■ **SOURCE DATA**:
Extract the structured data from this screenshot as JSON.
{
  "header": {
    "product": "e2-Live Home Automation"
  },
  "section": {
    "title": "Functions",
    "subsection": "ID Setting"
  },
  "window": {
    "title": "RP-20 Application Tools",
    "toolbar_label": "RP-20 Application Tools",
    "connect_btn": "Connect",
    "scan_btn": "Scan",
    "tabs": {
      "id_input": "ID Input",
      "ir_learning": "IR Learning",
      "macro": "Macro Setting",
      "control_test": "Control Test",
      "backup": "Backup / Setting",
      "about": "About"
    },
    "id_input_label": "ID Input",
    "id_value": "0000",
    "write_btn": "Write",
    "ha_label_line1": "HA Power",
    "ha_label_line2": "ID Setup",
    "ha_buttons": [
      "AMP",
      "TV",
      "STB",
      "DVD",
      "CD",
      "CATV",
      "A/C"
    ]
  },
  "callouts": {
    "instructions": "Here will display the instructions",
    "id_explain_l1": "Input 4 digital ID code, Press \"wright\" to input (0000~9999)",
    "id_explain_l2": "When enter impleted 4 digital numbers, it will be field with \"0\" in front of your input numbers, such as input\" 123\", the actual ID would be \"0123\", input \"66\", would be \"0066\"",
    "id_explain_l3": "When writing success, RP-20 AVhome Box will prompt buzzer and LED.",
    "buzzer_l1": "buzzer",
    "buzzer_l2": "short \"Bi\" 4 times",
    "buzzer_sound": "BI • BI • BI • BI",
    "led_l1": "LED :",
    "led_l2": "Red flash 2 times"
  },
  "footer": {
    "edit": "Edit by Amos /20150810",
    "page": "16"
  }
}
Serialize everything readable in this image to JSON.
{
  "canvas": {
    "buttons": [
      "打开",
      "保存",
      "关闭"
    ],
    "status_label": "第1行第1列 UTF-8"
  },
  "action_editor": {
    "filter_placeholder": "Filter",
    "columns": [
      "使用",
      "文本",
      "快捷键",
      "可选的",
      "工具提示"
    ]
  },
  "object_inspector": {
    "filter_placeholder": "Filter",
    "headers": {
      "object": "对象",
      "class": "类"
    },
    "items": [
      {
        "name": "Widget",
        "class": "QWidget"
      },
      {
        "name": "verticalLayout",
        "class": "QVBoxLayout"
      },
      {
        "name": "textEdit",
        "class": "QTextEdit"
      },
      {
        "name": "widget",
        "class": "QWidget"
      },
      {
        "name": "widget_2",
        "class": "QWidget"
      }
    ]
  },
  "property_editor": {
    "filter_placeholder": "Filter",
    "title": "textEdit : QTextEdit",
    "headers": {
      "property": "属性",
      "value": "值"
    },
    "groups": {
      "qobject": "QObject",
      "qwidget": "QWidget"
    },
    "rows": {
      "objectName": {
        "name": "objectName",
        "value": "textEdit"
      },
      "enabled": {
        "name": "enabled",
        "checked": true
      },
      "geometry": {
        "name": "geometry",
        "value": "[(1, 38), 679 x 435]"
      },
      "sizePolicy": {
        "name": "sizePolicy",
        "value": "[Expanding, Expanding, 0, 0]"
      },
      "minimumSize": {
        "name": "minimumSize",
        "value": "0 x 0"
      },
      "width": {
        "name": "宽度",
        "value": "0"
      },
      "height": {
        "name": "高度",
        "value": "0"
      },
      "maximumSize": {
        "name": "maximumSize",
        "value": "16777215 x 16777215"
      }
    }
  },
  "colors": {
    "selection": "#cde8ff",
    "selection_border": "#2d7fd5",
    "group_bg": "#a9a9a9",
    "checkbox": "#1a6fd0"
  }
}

■ **WHAT YOU HAVE TO DO**: Extract the entries above verbatim.

■ **WRITTEN SOLUTION**:
Extract the structured data from this screenshot as JSON.
{
  "header": {
    "product": "e2-Live Home Automation"
  },
  "section": {
    "title": "Functions",
    "subsection": "ID Setting"
  },
  "window": {
    "title": "RP-20 Application Tools",
    "toolbar_label": "RP-20 Application Tools",
    "connect_btn": "Connect",
    "scan_btn": "Scan",
    "tabs": {
      "id_input": "ID Input",
      "ir_learning": "IR Learning",
      "macro": "Macro Setting",
      "control_test": "Control Test",
      "backup": "Backup / Setting",
      "about": "About"
    },
    "id_input_label": "ID Input",
    "id_value": "0000",
    "write_btn": "Write",
    "ha_label_line1": "HA Power",
    "ha_label_line2": "ID Setup",
    "ha_buttons": [
      "AMP",
      "TV",
      "STB",
      "DVD",
      "CD",
      "CATV",
      "A/C"
    ]
  },
  "callouts": {
    "instructions": "Here will display the instructions",
    "id_explain_l1": "Input 4 digital ID code, Press \"wright\" to input (0000~9999)",
    "id_explain_l2": "When enter impleted 4 digital numbers, it will be field with \"0\" in front of your input numbers, such as input\" 123\", the actual ID would be \"0123\", input \"66\", would be \"0066\"",
    "id_explain_l3": "When writing success, RP-20 AVhome Box will prompt buzzer and LED.",
    "buzzer_l1": "buzzer",
    "buzzer_l2": "short \"Bi\" 4 times",
    "buzzer_sound": "BI • BI • BI • BI",
    "led_l1": "LED :",
    "led_l2": "Red flash 2 times"
  },
  "footer": {
    "edit": "Edit by Amos /20150810",
    "page": "16"
  }
}
Serialize everything readable in this image to JSON.
{
  "canvas": {
    "buttons": [
      "打开",
      "保存",
      "关闭"
    ],
    "status_label": "第1行第1列 UTF-8"
  },
  "action_editor": {
    "filter_placeholder": "Filter",
    "columns": [
      "使用",
      "文本",
      "快捷键",
      "可选的",
      "工具提示"
    ]
  },
  "object_inspector": {
    "filter_placeholder": "Filter",
    "headers": {
      "object": "对象",
      "class": "类"
    },
    "items": [
      {
        "name": "Widget",
        "class": "QWidget"
      },
      {
        "name": "verticalLayout",
        "class": "QVBoxLayout"
      },
      {
        "name": "textEdit",
        "class": "QTextEdit"
      },
      {
        "name": "widget",
        "class": "QWidget"
      },
      {
        "name": "widget_2",
        "class": "QWidget"
      }
    ]
  },
  "property_editor": {
    "filter_placeholder": "Filter",
    "title": "textEdit : QTextEdit",
    "headers": {
      "property": "属性",
      "value": "值"
    },
    "groups": {
      "qobject": "QObject",
      "qwidget": "QWidget"
    },
    "rows": {
      "objectName": {
        "name": "objectName",
        "value": "textEdit"
      },
      "enabled": {
        "name": "enabled",
        "checked": true
      },
      "geometry": {
        "name": "geometry",
        "value": "[(1, 38), 679 x 435]"
      },
      "sizePolicy": {
        "name": "sizePolicy",
        "value": "[Expanding, Expanding, 0, 0]"
      },
      "minimumSize": {
        "name": "minimumSize",
        "value": "0 x 0"
      },
      "width": {
        "name": "宽度",
        "value": "0"
      },
      "height": {
        "name": "高度",
        "value": "0"
      },
      "maximumSize": {
        "name": "maximumSize",
        "value": "16777215 x 16777215"
      }
    }
  },
  "colors": {
    "selection": "#cde8ff",
    "selection_border": "#2d7fd5",
    "group_bg": "#a9a9a9",
    "checkbox": "#1a6fd0"
  }
}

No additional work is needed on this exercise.